(Stored entries)

────────

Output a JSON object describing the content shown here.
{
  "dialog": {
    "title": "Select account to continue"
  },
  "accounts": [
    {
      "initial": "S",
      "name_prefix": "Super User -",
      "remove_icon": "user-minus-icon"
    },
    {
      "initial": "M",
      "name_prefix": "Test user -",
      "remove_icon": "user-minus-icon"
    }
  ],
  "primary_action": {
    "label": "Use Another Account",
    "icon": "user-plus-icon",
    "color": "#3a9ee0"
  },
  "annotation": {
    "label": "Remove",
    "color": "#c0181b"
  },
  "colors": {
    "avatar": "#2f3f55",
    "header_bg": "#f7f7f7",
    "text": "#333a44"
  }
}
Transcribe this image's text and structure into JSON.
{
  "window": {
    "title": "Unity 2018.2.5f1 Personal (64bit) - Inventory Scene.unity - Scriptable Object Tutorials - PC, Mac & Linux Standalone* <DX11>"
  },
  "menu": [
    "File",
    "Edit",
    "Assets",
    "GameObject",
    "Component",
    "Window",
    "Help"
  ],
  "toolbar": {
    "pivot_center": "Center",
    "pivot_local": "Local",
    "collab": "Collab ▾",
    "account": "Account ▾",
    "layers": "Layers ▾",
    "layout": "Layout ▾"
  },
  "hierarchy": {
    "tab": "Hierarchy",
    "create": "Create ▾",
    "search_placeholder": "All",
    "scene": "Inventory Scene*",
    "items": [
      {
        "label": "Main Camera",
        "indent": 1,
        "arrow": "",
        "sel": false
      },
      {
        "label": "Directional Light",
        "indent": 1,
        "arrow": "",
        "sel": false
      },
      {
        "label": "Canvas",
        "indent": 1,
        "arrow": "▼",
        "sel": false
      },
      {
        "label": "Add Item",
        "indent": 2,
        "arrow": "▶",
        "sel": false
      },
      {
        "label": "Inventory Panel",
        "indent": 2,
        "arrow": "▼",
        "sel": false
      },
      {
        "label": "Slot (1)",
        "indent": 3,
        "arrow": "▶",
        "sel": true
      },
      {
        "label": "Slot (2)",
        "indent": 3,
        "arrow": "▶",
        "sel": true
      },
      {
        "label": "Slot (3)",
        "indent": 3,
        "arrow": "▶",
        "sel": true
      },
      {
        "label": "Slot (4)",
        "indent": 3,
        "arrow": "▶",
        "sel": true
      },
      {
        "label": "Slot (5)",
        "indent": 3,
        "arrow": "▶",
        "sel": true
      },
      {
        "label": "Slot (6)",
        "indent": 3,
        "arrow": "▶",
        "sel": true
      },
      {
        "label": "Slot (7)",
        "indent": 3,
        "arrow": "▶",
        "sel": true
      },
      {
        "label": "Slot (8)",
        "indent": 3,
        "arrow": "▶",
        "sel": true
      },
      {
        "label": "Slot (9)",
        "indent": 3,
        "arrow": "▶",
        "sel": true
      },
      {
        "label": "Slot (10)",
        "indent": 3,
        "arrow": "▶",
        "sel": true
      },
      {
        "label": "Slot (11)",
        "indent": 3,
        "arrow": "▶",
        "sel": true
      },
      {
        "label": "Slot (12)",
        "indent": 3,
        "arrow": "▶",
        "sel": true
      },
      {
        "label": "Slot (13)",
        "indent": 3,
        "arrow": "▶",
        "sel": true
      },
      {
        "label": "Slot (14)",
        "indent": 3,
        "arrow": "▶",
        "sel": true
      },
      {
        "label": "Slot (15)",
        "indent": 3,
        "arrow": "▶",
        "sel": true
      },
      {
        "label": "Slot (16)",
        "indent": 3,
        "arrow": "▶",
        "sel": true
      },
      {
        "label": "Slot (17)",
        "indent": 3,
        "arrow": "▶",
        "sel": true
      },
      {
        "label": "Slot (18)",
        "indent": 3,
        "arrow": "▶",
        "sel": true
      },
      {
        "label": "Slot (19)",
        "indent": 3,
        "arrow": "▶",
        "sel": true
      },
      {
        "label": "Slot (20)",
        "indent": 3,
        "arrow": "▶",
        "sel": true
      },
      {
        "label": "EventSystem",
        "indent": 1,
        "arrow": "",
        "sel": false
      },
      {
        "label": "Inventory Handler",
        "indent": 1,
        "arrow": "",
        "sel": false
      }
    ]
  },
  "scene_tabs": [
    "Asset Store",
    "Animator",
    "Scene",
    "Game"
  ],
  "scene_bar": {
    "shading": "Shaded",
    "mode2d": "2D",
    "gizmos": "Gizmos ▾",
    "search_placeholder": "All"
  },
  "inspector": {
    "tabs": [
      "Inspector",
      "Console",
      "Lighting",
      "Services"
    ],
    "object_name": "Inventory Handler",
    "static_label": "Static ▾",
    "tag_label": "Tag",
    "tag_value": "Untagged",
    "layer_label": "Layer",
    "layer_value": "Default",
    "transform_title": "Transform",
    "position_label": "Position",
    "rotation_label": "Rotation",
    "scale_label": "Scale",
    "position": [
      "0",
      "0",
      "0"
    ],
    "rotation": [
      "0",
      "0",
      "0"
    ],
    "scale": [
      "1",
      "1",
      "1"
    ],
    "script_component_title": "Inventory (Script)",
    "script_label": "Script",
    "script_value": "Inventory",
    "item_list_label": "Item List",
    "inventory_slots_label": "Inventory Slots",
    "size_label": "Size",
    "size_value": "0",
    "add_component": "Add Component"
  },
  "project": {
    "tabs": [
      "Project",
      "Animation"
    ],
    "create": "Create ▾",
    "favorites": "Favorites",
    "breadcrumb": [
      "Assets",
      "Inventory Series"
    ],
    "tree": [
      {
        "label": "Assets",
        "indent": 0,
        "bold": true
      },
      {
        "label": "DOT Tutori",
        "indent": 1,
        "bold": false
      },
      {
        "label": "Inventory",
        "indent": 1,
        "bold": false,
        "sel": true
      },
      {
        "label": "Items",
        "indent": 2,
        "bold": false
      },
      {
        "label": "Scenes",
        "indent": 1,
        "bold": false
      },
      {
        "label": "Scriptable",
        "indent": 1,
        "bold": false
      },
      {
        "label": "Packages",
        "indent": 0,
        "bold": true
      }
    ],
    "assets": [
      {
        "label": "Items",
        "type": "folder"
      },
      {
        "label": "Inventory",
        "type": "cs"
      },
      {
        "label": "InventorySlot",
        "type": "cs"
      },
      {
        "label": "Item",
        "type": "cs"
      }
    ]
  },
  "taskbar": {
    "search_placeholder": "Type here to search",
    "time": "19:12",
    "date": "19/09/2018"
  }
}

────────

Exercise directions
Without leaving anything out, quote all the data.

Answer to this exercise
Output a JSON object describing the content shown here.
{
  "dialog": {
    "title": "Select account to continue"
  },
  "accounts": [
    {
      "initial": "S",
      "name_prefix": "Super User -",
      "remove_icon": "user-minus-icon"
    },
    {
      "initial": "M",
      "name_prefix": "Test user -",
      "remove_icon": "user-minus-icon"
    }
  ],
  "primary_action": {
    "label": "Use Another Account",
    "icon": "user-plus-icon",
    "color": "#3a9ee0"
  },
  "annotation": {
    "label": "Remove",
    "color": "#c0181b"
  },
  "colors": {
    "avatar": "#2f3f55",
    "header_bg": "#f7f7f7",
    "text": "#333a44"
  }
}
Transcribe this image's text and structure into JSON.
{
  "window": {
    "title": "Unity 2018.2.5f1 Personal (64bit) - Inventory Scene.unity - Scriptable Object Tutorials - PC, Mac & Linux Standalone* <DX11>"
  },
  "menu": [
    "File",
    "Edit",
    "Assets",
    "GameObject",
    "Component",
    "Window",
    "Help"
  ],
  "toolbar": {
    "pivot_center": "Center",
    "pivot_local": "Local",
    "collab": "Collab ▾",
    "account": "Account ▾",
    "layers": "Layers ▾",
    "layout": "Layout ▾"
  },
  "hierarchy": {
    "tab": "Hierarchy",
    "create": "Create ▾",
    "search_placeholder": "All",
    "scene": "Inventory Scene*",
    "items": [
      {
        "label": "Main Camera",
        "indent": 1,
        "arrow": "",
        "sel": false
      },
      {
        "label": "Directional Light",
        "indent": 1,
        "arrow": "",
        "sel": false
      },
      {
        "label": "Canvas",
        "indent": 1,
        "arrow": "▼",
        "sel": false
      },
      {
        "label": "Add Item",
        "indent": 2,
        "arrow": "▶",
        "sel": false
      },
      {
        "label": "Inventory Panel",
        "indent": 2,
        "arrow": "▼",
        "sel": false
      },
      {
        "label": "Slot (1)",
        "indent": 3,
        "arrow": "▶",
        "sel": true
      },
      {
        "label": "Slot (2)",
        "indent": 3,
        "arrow": "▶",
        "sel": true
      },
      {
        "label": "Slot (3)",
        "indent": 3,
        "arrow": "▶",
        "sel": true
      },
      {
        "label": "Slot (4)",
        "indent": 3,
        "arrow": "▶",
        "sel": true
      },
      {
        "label": "Slot (5)",
        "indent": 3,
        "arrow": "▶",
        "sel": true
      },
      {
        "label": "Slot (6)",
        "indent": 3,
        "arrow": "▶",
        "sel": true
      },
      {
        "label": "Slot (7)",
        "indent": 3,
        "arrow": "▶",
        "sel": true
      },
      {
        "label": "Slot (8)",
        "indent": 3,
        "arrow": "▶",
        "sel": true
      },
      {
        "label": "Slot (9)",
        "indent": 3,
        "arrow": "▶",
        "sel": true
      },
      {
        "label": "Slot (10)",
        "indent": 3,
        "arrow": "▶",
        "sel": true
      },
      {
        "label": "Slot (11)",
        "indent": 3,
        "arrow": "▶",
        "sel": true
      },
      {
        "label": "Slot (12)",
        "indent": 3,
        "arrow": "▶",
        "sel": true
      },
      {
        "label": "Slot (13)",
        "indent": 3,
        "arrow": "▶",
        "sel": true
      },
      {
        "label": "Slot (14)",
        "indent": 3,
        "arrow": "▶",
        "sel": true
      },
      {
        "label": "Slot (15)",
        "indent": 3,
        "arrow": "▶",
        "sel": true
      },
      {
        "label": "Slot (16)",
        "indent": 3,
        "arrow": "▶",
        "sel": true
      },
      {
        "label": "Slot (17)",
        "indent": 3,
        "arrow": "▶",
        "sel": true
      },
      {
        "label": "Slot (18)",
        "indent": 3,
        "arrow": "▶",
        "sel": true
      },
      {
        "label": "Slot (19)",
        "indent": 3,
        "arrow": "▶",
        "sel": true
      },
      {
        "label": "Slot (20)",
        "indent": 3,
        "arrow": "▶",
        "sel": true
      },
      {
        "label": "EventSystem",
        "indent": 1,
        "arrow": "",
        "sel": false
      },
      {
        "label": "Inventory Handler",
        "indent": 1,
        "arrow": "",
        "sel": false
      }
    ]
  },
  "scene_tabs": [
    "Asset Store",
    "Animator",
    "Scene",
    "Game"
  ],
  "scene_bar": {
    "shading": "Shaded",
    "mode2d": "2D",
    "gizmos": "Gizmos ▾",
    "search_placeholder": "All"
  },
  "inspector": {
    "tabs": [
      "Inspector",
      "Console",
      "Lighting",
      "Services"
    ],
    "object_name": "Inventory Handler",
    "static_label": "Static ▾",
    "tag_label": "Tag",
    "tag_value": "Untagged",
    "layer_label": "Layer",
    "layer_value": "Default",
    "transform_title": "Transform",
    "position_label": "Position",
    "rotation_label": "Rotation",
    "scale_label": "Scale",
    "position": [
      "0",
      "0",
      "0"
    ],
    "rotation": [
      "0",
      "0",
      "0"
    ],
    "scale": [
      "1",
      "1",
      "1"
    ],
    "script_component_title": "Inventory (Script)",
    "script_label": "Script",
    "script_value": "Inventory",
    "item_list_label": "Item List",
    "inventory_slots_label": "Inventory Slots",
    "size_label": "Size",
    "size_value": "0",
    "add_component": "Add Component"
  },
  "project": {
    "tabs": [
      "Project",
      "Animation"
    ],
    "create": "Create ▾",
    "favorites": "Favorites",
    "breadcrumb": [
      "Assets",
      "Inventory Series"
    ],
    "tree": [
      {
        "label": "Assets",
        "indent": 0,
        "bold": true
      },
      {
        "label": "DOT Tutori",
        "indent": 1,
        "bold": false
      },
      {
        "label": "Inventory",
        "indent": 1,
        "bold": false,
        "sel": true
      },
      {
        "label": "Items",
        "indent": 2,
        "bold": false
      },
      {
        "label": "Scenes",
        "indent": 1,
        "bold": false
      },
      {
        "label": "Scriptable",
        "indent": 1,
        "bold": false
      },
      {
        "label": "Packages",
        "indent": 0,
        "bold": true
      }
    ],
    "assets": [
      {
        "label": "Items",
        "type": "folder"
      },
      {
        "label": "Inventory",
        "type": "cs"
      },
      {
        "label": "InventorySlot",
        "type": "cs"
      },
      {
        "label": "Item",
        "type": "cs"
      }
    ]
  },
  "taskbar": {
    "search_placeholder": "Type here to search",
    "time": "19:12",
    "date": "19/09/2018"
  }
}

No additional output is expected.